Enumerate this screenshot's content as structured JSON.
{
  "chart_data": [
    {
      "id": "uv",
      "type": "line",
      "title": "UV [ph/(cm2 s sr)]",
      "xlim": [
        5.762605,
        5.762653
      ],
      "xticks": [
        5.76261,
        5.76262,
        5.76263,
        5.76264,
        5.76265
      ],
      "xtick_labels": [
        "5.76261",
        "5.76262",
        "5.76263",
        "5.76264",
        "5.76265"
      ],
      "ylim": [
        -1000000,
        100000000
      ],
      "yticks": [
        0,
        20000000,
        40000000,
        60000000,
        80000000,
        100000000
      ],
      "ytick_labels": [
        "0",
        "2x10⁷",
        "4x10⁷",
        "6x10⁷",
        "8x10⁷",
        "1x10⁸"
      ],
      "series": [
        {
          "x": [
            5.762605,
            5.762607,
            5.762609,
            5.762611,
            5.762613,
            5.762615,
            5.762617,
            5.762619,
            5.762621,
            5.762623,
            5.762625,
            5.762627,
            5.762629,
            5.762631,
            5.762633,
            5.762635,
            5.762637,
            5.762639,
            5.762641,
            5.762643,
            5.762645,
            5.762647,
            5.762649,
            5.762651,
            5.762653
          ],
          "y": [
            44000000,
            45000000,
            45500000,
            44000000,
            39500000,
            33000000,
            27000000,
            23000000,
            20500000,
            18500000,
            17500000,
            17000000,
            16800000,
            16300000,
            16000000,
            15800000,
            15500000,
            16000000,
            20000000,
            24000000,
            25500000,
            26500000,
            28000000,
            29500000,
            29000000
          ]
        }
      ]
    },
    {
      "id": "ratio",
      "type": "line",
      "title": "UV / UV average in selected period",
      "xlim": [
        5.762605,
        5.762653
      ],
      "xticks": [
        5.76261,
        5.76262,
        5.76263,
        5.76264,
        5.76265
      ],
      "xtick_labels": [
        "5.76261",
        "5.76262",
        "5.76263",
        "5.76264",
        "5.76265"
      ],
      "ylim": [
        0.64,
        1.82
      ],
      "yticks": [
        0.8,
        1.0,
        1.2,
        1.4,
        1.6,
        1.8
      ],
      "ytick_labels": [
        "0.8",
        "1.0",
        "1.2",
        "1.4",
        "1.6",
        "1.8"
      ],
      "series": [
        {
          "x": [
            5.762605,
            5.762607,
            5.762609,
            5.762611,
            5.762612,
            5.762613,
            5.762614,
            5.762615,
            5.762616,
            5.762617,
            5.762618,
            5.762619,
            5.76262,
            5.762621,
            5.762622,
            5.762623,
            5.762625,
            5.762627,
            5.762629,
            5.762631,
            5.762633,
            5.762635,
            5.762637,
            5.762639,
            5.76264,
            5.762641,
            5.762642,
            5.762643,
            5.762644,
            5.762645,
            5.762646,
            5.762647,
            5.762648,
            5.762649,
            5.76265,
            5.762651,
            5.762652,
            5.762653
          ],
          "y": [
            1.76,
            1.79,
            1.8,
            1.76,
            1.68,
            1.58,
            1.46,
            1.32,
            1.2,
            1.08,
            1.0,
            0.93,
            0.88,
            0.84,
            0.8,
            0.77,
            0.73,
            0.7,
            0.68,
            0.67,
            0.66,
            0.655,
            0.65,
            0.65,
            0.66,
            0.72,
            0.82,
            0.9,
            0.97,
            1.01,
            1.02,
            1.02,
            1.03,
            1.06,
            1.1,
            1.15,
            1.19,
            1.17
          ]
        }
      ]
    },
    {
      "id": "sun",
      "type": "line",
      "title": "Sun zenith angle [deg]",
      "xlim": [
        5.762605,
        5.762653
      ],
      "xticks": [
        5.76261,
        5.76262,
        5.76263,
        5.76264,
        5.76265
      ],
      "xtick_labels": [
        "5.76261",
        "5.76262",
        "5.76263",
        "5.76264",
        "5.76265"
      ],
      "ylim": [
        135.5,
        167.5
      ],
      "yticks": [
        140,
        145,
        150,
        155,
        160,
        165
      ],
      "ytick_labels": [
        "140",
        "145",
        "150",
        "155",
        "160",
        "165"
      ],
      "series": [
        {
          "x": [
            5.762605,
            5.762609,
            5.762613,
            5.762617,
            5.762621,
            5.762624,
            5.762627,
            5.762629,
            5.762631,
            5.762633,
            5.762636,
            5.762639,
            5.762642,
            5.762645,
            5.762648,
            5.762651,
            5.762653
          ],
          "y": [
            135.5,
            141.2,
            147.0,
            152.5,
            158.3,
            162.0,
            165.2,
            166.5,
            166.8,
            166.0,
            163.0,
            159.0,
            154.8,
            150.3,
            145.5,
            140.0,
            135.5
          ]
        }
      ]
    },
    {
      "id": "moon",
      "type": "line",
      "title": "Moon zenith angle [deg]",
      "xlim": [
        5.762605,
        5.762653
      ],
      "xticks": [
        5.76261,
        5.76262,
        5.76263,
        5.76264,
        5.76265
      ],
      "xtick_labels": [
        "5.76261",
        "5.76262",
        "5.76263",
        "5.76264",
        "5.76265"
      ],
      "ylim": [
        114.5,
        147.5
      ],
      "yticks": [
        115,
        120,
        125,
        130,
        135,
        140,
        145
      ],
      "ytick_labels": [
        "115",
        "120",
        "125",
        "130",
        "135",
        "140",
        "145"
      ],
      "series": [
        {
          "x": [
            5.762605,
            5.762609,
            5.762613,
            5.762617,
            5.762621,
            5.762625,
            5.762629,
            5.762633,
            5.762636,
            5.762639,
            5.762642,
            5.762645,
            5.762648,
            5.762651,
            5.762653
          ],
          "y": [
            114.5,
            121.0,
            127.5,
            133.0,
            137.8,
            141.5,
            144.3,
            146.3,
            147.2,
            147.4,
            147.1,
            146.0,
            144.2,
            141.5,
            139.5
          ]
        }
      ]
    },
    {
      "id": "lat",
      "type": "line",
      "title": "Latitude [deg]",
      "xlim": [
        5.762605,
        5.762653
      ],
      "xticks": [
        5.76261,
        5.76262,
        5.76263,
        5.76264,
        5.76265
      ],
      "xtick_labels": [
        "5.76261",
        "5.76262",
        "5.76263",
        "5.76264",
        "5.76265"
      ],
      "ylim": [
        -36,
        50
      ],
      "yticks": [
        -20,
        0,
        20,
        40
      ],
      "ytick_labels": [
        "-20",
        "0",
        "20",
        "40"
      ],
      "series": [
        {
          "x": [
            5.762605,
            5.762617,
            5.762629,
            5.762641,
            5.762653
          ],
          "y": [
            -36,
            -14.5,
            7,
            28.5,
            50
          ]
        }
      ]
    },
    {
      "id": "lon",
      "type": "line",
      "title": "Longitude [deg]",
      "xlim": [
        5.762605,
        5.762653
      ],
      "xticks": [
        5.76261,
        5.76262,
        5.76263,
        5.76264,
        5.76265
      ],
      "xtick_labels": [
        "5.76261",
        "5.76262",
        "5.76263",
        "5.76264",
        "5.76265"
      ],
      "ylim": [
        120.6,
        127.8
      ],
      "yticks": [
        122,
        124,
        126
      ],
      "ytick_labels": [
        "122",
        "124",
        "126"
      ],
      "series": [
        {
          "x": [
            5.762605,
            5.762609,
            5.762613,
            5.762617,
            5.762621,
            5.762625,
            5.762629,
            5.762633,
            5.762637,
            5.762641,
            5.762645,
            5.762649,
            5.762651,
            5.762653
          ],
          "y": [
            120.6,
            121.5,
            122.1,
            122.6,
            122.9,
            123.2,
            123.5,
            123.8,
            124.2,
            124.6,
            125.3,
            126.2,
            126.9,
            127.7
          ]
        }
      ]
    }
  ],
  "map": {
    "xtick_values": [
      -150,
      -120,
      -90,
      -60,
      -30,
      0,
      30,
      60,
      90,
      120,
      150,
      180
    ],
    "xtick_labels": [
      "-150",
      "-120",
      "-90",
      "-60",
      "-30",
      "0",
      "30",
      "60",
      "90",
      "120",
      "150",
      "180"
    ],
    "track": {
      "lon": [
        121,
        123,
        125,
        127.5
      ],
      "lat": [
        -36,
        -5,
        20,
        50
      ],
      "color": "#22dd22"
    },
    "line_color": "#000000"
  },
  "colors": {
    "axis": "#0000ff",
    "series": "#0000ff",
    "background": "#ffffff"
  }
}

------

■ **SET TASK**: Filter out every line that lacks the word "title", and copy the rest.

■ **ANSWER TO THIS PROBLEM**:
      "title": "UV [ph/(cm2 s sr)]",
      "title": "UV / UV average in selected period",
      "title": "Sun zenith angle [deg]",
      "title": "Moon zenith angle [deg]",
      "title": "Latitude [deg]",
      "title": "Longitude [deg]",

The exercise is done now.